TASK OBJECTIVE:
Using the records that follow, copy every line containing the word "agosto".

THE INPUT:
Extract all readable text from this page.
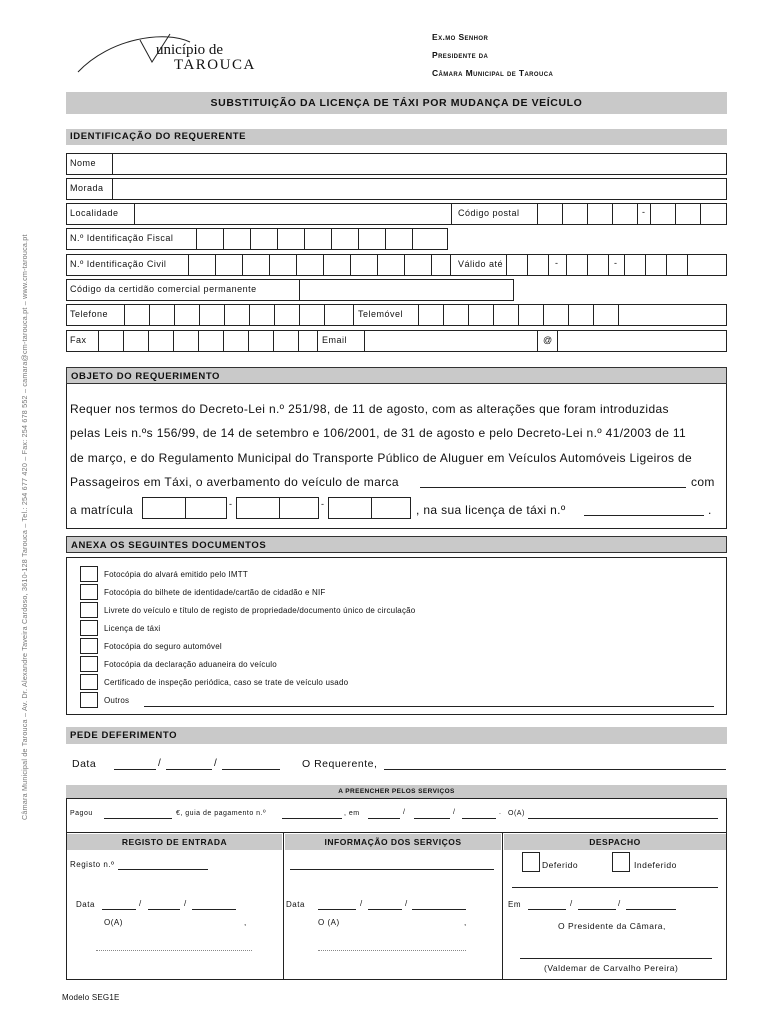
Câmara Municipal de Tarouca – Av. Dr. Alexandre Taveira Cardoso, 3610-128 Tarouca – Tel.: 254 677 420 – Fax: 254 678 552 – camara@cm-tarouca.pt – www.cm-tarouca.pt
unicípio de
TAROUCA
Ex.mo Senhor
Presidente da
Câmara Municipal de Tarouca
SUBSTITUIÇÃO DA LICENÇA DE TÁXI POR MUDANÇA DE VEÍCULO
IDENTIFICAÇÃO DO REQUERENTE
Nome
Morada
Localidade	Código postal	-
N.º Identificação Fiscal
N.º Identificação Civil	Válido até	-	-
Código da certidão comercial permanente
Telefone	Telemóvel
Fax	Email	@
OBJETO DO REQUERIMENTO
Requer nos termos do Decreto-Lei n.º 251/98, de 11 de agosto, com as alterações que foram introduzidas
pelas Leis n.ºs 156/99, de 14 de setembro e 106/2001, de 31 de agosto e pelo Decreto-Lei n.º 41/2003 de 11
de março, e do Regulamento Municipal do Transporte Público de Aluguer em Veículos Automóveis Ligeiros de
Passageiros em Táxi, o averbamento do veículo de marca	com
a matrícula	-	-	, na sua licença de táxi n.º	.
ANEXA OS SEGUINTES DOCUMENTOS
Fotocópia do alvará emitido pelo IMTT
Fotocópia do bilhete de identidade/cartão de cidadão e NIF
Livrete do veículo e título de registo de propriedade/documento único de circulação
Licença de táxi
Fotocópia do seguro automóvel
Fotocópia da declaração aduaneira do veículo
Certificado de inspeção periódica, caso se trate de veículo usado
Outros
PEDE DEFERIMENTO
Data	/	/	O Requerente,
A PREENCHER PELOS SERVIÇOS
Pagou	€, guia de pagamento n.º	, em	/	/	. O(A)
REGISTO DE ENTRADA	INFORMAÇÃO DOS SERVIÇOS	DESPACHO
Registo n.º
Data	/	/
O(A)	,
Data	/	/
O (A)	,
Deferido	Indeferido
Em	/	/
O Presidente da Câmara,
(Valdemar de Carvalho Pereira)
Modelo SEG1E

...

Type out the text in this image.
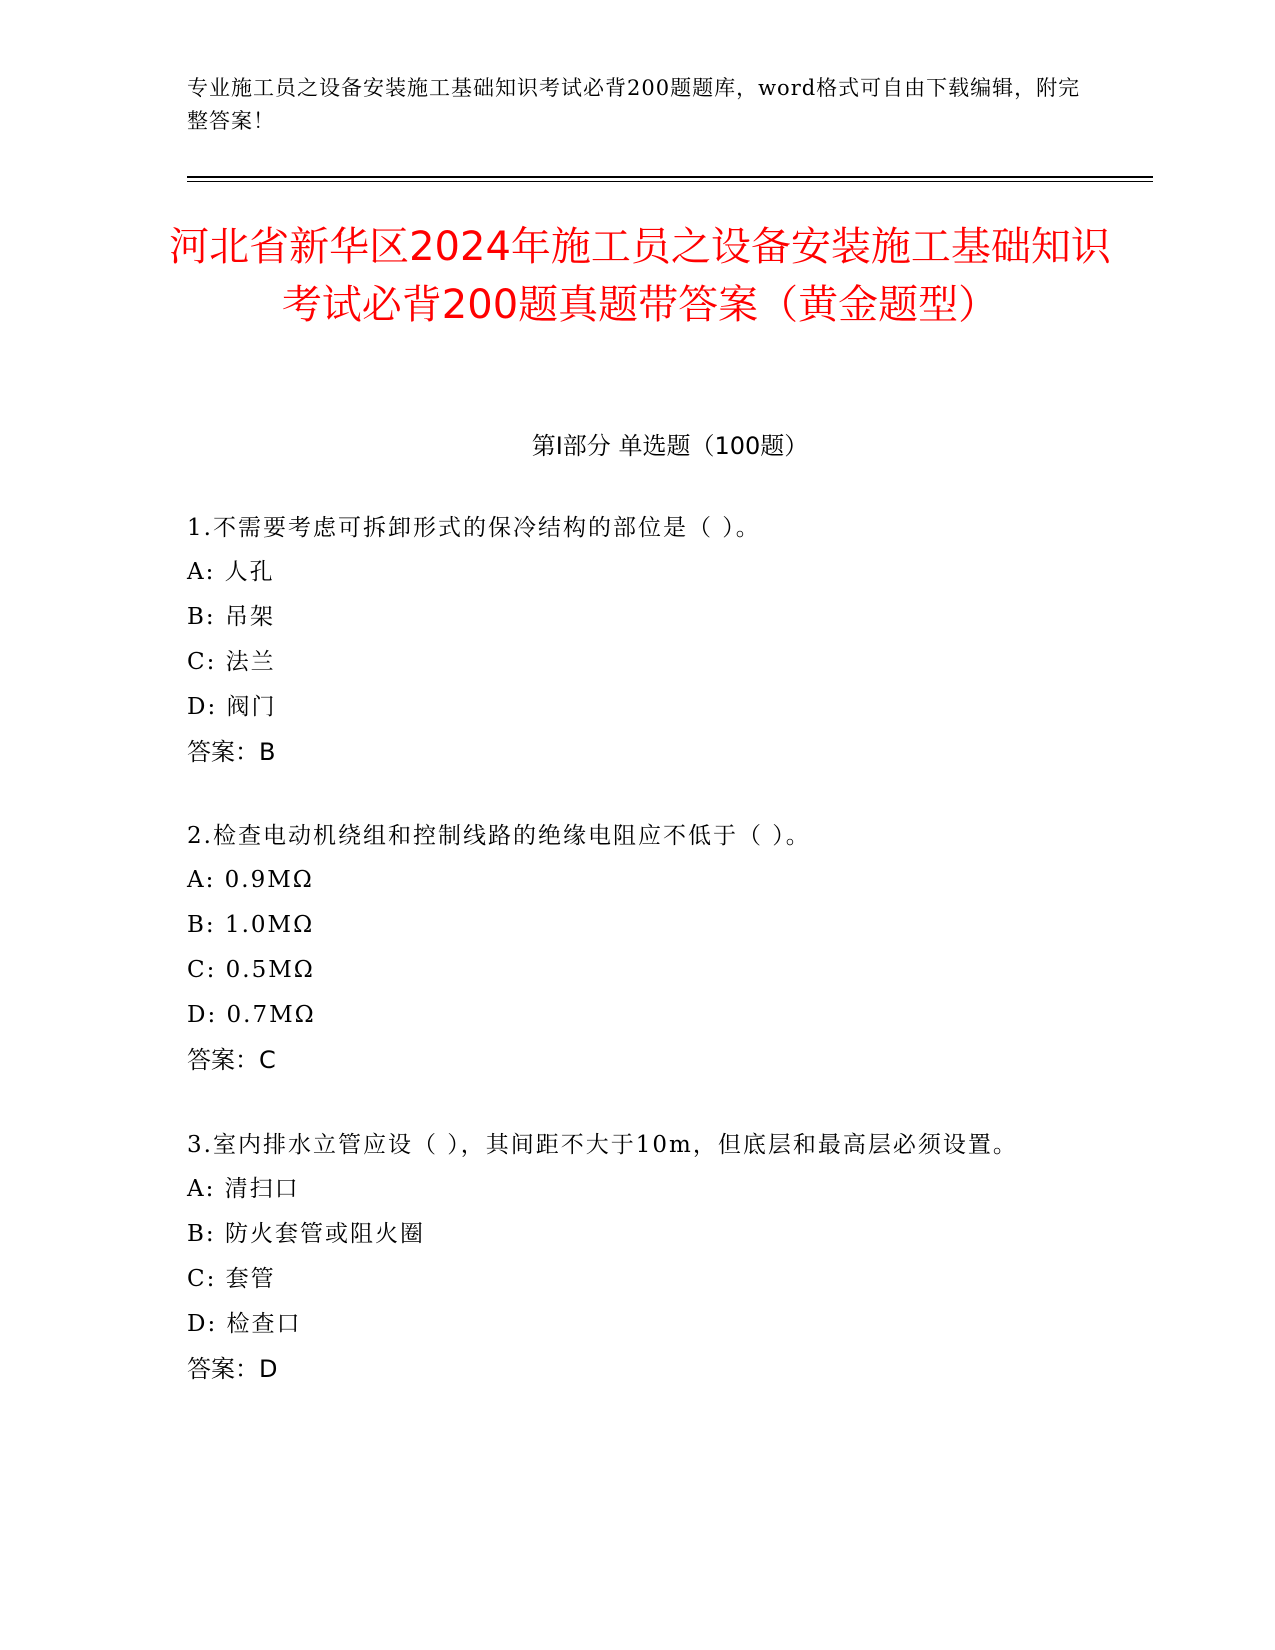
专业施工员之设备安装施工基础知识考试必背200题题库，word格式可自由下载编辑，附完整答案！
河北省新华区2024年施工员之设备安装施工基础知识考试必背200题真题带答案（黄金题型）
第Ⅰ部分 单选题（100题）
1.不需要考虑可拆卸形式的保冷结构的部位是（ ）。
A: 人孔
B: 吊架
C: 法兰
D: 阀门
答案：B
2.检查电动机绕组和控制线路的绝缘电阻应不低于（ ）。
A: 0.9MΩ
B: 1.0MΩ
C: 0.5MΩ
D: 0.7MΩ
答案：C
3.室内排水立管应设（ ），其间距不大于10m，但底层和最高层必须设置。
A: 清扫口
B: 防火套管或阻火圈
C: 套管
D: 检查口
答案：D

RESULT:
Requer nos termos do Decreto-Lei n.º 251/98, de 11 de agosto, com as alterações que foram introduzidas
pelas Leis n.ºs 156/99, de 14 de setembro e 106/2001, de 31 de agosto e pelo Decreto-Lei n.º 41/2003 de 11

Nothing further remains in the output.